**WHAT YOU NEED TO DO:** Each record that follows should be reproduced in full, character for character.

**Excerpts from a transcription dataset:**

◆ ◆ ◆ ◆ ◆

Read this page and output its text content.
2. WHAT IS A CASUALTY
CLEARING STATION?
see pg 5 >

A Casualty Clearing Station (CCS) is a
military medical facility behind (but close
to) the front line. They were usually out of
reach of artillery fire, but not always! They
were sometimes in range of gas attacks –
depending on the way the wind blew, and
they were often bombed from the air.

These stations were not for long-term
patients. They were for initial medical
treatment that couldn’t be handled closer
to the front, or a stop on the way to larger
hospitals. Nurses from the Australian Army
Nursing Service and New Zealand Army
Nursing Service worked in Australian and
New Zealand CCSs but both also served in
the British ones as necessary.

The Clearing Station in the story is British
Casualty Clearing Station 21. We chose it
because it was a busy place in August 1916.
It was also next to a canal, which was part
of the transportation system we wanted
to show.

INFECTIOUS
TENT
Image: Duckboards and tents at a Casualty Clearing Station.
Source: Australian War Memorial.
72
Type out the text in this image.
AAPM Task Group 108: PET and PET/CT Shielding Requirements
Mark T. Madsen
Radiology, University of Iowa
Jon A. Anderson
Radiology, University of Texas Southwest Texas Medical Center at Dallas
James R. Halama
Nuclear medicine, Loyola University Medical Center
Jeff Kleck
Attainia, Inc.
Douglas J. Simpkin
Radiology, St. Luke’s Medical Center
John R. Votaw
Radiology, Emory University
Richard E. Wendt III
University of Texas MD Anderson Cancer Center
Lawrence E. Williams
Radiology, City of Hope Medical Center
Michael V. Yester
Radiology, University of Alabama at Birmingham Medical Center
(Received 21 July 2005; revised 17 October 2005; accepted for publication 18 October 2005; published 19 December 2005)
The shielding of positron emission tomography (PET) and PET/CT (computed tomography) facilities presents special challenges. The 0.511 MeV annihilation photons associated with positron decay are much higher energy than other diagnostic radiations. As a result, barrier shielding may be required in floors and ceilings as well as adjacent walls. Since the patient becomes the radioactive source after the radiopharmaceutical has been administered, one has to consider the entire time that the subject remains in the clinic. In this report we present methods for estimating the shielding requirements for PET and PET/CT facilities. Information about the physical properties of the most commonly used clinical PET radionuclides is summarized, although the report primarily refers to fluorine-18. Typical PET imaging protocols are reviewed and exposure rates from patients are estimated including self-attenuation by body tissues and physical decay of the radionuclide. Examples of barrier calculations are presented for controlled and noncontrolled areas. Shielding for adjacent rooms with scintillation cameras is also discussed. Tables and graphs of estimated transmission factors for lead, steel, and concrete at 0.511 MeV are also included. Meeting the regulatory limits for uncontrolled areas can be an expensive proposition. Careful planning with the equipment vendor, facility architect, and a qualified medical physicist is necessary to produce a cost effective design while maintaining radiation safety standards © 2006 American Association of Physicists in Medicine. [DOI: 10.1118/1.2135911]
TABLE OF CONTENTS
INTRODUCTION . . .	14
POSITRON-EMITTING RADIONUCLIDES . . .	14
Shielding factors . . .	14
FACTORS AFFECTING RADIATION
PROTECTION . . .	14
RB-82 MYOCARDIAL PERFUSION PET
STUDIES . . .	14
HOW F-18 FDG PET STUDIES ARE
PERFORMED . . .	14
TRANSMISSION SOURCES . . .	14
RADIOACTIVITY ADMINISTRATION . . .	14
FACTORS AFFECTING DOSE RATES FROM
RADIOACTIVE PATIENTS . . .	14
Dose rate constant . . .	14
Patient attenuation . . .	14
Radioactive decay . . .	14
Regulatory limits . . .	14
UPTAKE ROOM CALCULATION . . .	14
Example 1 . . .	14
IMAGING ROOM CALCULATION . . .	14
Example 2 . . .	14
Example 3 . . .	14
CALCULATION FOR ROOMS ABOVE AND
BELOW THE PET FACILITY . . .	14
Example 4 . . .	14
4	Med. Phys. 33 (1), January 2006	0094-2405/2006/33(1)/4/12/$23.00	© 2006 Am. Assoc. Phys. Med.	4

◆ ◆ ◆ ◆ ◆

**TASK SOLUTION:**
Read this page and output its text content.
2. WHAT IS A CASUALTY
CLEARING STATION?
see pg 5 >

A Casualty Clearing Station (CCS) is a
military medical facility behind (but close
to) the front line. They were usually out of
reach of artillery fire, but not always! They
were sometimes in range of gas attacks –
depending on the way the wind blew, and
they were often bombed from the air.

These stations were not for long-term
patients. They were for initial medical
treatment that couldn’t be handled closer
to the front, or a stop on the way to larger
hospitals. Nurses from the Australian Army
Nursing Service and New Zealand Army
Nursing Service worked in Australian and
New Zealand CCSs but both also served in
the British ones as necessary.

The Clearing Station in the story is British
Casualty Clearing Station 21. We chose it
because it was a busy place in August 1916.
It was also next to a canal, which was part
of the transportation system we wanted
to show.

INFECTIOUS
TENT
Image: Duckboards and tents at a Casualty Clearing Station.
Source: Australian War Memorial.
72
Type out the text in this image.
AAPM Task Group 108: PET and PET/CT Shielding Requirements
Mark T. Madsen
Radiology, University of Iowa
Jon A. Anderson
Radiology, University of Texas Southwest Texas Medical Center at Dallas
James R. Halama
Nuclear medicine, Loyola University Medical Center
Jeff Kleck
Attainia, Inc.
Douglas J. Simpkin
Radiology, St. Luke’s Medical Center
John R. Votaw
Radiology, Emory University
Richard E. Wendt III
University of Texas MD Anderson Cancer Center
Lawrence E. Williams
Radiology, City of Hope Medical Center
Michael V. Yester
Radiology, University of Alabama at Birmingham Medical Center
(Received 21 July 2005; revised 17 October 2005; accepted for publication 18 October 2005; published 19 December 2005)
The shielding of positron emission tomography (PET) and PET/CT (computed tomography) facilities presents special challenges. The 0.511 MeV annihilation photons associated with positron decay are much higher energy than other diagnostic radiations. As a result, barrier shielding may be required in floors and ceilings as well as adjacent walls. Since the patient becomes the radioactive source after the radiopharmaceutical has been administered, one has to consider the entire time that the subject remains in the clinic. In this report we present methods for estimating the shielding requirements for PET and PET/CT facilities. Information about the physical properties of the most commonly used clinical PET radionuclides is summarized, although the report primarily refers to fluorine-18. Typical PET imaging protocols are reviewed and exposure rates from patients are estimated including self-attenuation by body tissues and physical decay of the radionuclide. Examples of barrier calculations are presented for controlled and noncontrolled areas. Shielding for adjacent rooms with scintillation cameras is also discussed. Tables and graphs of estimated transmission factors for lead, steel, and concrete at 0.511 MeV are also included. Meeting the regulatory limits for uncontrolled areas can be an expensive proposition. Careful planning with the equipment vendor, facility architect, and a qualified medical physicist is necessary to produce a cost effective design while maintaining radiation safety standards © 2006 American Association of Physicists in Medicine. [DOI: 10.1118/1.2135911]
TABLE OF CONTENTS
INTRODUCTION . . .	14
POSITRON-EMITTING RADIONUCLIDES . . .	14
Shielding factors . . .	14
FACTORS AFFECTING RADIATION
PROTECTION . . .	14
RB-82 MYOCARDIAL PERFUSION PET
STUDIES . . .	14
HOW F-18 FDG PET STUDIES ARE
PERFORMED . . .	14
TRANSMISSION SOURCES . . .	14
RADIOACTIVITY ADMINISTRATION . . .	14
FACTORS AFFECTING DOSE RATES FROM
RADIOACTIVE PATIENTS . . .	14
Dose rate constant . . .	14
Patient attenuation . . .	14
Radioactive decay . . .	14
Regulatory limits . . .	14
UPTAKE ROOM CALCULATION . . .	14
Example 1 . . .	14
IMAGING ROOM CALCULATION . . .	14
Example 2 . . .	14
Example 3 . . .	14
CALCULATION FOR ROOMS ABOVE AND
BELOW THE PET FACILITY . . .	14
Example 4 . . .	14
4	Med. Phys. 33 (1), January 2006	0094-2405/2006/33(1)/4/12/$23.00	© 2006 Am. Assoc. Phys. Med.	4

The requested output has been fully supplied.